What you are asked to do
Your output should be the complete listing, repeated exactly.

Information given

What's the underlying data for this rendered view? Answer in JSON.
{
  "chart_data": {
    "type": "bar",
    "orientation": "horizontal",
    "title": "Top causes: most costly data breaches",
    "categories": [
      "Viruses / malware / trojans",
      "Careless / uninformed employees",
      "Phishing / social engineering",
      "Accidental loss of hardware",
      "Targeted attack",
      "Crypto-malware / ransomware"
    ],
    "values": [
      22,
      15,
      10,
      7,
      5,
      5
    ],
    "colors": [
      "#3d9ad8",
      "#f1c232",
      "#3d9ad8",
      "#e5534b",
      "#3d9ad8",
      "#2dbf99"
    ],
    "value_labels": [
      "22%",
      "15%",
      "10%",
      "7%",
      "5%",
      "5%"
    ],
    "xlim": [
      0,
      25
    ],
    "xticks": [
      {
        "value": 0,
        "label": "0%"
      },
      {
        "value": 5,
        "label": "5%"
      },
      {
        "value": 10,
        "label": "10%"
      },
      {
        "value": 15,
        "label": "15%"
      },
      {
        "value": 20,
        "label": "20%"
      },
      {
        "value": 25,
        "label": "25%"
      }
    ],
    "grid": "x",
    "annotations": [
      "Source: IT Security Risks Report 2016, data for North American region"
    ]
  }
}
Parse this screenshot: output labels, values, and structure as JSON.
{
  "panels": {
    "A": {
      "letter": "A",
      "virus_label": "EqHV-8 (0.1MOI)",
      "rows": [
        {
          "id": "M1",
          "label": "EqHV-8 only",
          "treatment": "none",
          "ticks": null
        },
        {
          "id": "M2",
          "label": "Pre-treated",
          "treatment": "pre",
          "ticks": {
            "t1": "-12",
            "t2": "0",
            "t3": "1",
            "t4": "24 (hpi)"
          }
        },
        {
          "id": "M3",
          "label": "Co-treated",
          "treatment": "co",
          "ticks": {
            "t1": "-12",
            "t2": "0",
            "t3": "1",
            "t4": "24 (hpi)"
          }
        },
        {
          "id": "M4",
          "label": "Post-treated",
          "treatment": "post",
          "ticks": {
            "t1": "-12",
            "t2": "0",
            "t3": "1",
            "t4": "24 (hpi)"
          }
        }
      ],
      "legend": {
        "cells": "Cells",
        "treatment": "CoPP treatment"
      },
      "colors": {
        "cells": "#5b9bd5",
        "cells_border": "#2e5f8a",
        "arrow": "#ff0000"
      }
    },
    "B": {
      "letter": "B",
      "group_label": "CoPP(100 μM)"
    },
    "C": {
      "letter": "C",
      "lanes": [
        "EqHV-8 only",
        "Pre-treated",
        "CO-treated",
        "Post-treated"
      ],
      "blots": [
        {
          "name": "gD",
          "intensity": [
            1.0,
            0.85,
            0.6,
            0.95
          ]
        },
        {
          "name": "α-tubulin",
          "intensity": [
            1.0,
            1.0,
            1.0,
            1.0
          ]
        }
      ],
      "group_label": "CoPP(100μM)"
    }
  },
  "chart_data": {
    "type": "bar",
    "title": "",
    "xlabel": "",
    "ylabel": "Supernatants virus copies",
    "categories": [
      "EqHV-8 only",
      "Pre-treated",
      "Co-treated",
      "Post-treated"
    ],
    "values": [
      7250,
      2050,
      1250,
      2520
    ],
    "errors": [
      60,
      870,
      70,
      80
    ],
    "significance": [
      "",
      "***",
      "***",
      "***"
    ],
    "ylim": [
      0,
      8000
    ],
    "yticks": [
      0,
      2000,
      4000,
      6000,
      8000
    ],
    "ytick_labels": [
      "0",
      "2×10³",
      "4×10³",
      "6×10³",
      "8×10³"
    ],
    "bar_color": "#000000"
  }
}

Solution to this task
What's the underlying data for this rendered view? Answer in JSON.
{
  "chart_data": {
    "type": "bar",
    "orientation": "horizontal",
    "title": "Top causes: most costly data breaches",
    "categories": [
      "Viruses / malware / trojans",
      "Careless / uninformed employees",
      "Phishing / social engineering",
      "Accidental loss of hardware",
      "Targeted attack",
      "Crypto-malware / ransomware"
    ],
    "values": [
      22,
      15,
      10,
      7,
      5,
      5
    ],
    "colors": [
      "#3d9ad8",
      "#f1c232",
      "#3d9ad8",
      "#e5534b",
      "#3d9ad8",
      "#2dbf99"
    ],
    "value_labels": [
      "22%",
      "15%",
      "10%",
      "7%",
      "5%",
      "5%"
    ],
    "xlim": [
      0,
      25
    ],
    "xticks": [
      {
        "value": 0,
        "label": "0%"
      },
      {
        "value": 5,
        "label": "5%"
      },
      {
        "value": 10,
        "label": "10%"
      },
      {
        "value": 15,
        "label": "15%"
      },
      {
        "value": 20,
        "label": "20%"
      },
      {
        "value": 25,
        "label": "25%"
      }
    ],
    "grid": "x",
    "annotations": [
      "Source: IT Security Risks Report 2016, data for North American region"
    ]
  }
}
Parse this screenshot: output labels, values, and structure as JSON.
{
  "panels": {
    "A": {
      "letter": "A",
      "virus_label": "EqHV-8 (0.1MOI)",
      "rows": [
        {
          "id": "M1",
          "label": "EqHV-8 only",
          "treatment": "none",
          "ticks": null
        },
        {
          "id": "M2",
          "label": "Pre-treated",
          "treatment": "pre",
          "ticks": {
            "t1": "-12",
            "t2": "0",
            "t3": "1",
            "t4": "24 (hpi)"
          }
        },
        {
          "id": "M3",
          "label": "Co-treated",
          "treatment": "co",
          "ticks": {
            "t1": "-12",
            "t2": "0",
            "t3": "1",
            "t4": "24 (hpi)"
          }
        },
        {
          "id": "M4",
          "label": "Post-treated",
          "treatment": "post",
          "ticks": {
            "t1": "-12",
            "t2": "0",
            "t3": "1",
            "t4": "24 (hpi)"
          }
        }
      ],
      "legend": {
        "cells": "Cells",
        "treatment": "CoPP treatment"
      },
      "colors": {
        "cells": "#5b9bd5",
        "cells_border": "#2e5f8a",
        "arrow": "#ff0000"
      }
    },
    "B": {
      "letter": "B",
      "group_label": "CoPP(100 μM)"
    },
    "C": {
      "letter": "C",
      "lanes": [
        "EqHV-8 only",
        "Pre-treated",
        "CO-treated",
        "Post-treated"
      ],
      "blots": [
        {
          "name": "gD",
          "intensity": [
            1.0,
            0.85,
            0.6,
            0.95
          ]
        },
        {
          "name": "α-tubulin",
          "intensity": [
            1.0,
            1.0,
            1.0,
            1.0
          ]
        }
      ],
      "group_label": "CoPP(100μM)"
    }
  },
  "chart_data": {
    "type": "bar",
    "title": "",
    "xlabel": "",
    "ylabel": "Supernatants virus copies",
    "categories": [
      "EqHV-8 only",
      "Pre-treated",
      "Co-treated",
      "Post-treated"
    ],
    "values": [
      7250,
      2050,
      1250,
      2520
    ],
    "errors": [
      60,
      870,
      70,
      80
    ],
    "significance": [
      "",
      "***",
      "***",
      "***"
    ],
    "ylim": [
      0,
      8000
    ],
    "yticks": [
      0,
      2000,
      4000,
      6000,
      8000
    ],
    "ytick_labels": [
      "0",
      "2×10³",
      "4×10³",
      "6×10³",
      "8×10³"
    ],
    "bar_color": "#000000"
  }
}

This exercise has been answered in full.